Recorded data
+ + +
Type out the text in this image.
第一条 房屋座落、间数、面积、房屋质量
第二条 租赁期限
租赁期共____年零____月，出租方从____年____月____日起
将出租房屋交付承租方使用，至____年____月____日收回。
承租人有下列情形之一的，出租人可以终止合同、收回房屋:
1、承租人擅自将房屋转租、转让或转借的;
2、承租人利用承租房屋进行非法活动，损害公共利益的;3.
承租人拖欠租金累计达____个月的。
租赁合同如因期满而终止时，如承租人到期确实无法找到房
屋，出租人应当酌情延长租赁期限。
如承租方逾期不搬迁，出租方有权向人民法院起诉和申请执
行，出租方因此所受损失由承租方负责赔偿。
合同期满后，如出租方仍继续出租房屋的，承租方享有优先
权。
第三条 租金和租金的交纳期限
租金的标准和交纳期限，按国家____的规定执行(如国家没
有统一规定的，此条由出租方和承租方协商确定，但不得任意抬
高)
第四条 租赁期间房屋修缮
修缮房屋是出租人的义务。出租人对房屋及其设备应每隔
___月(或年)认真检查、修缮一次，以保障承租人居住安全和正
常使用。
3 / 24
+ + +
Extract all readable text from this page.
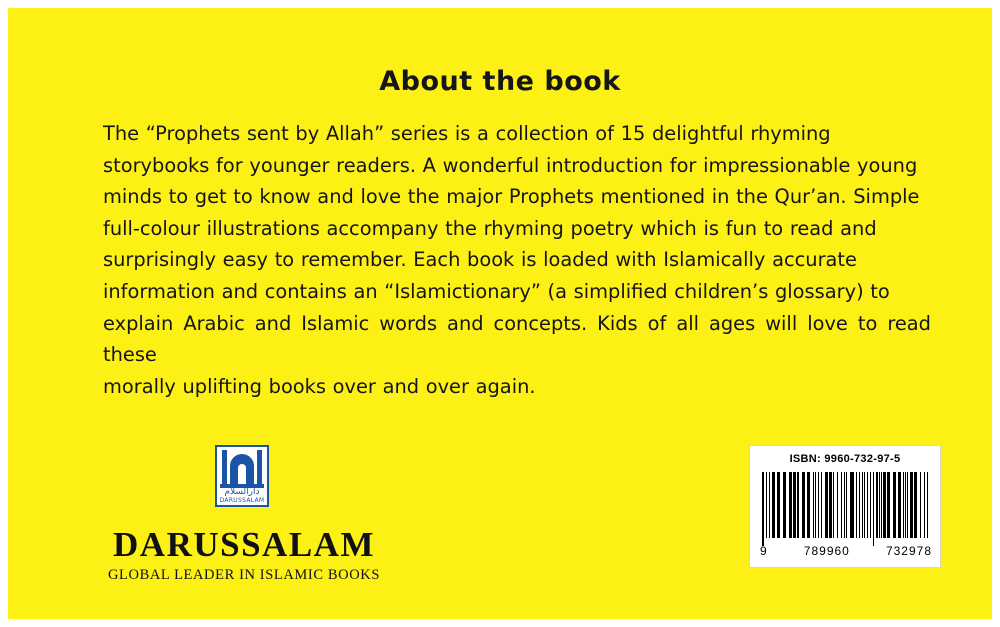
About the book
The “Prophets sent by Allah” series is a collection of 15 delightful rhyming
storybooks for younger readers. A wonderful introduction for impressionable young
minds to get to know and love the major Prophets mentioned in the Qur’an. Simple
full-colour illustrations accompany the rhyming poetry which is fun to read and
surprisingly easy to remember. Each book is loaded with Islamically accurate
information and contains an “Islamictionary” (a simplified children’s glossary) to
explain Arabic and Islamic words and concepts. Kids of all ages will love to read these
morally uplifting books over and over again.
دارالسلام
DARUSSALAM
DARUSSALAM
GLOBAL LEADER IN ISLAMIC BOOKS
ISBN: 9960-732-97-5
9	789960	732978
+ + +
• _AIM_:
Answer only with how many lines in the records include "rhyming".

• _EXERCISE RESPONSE_:
2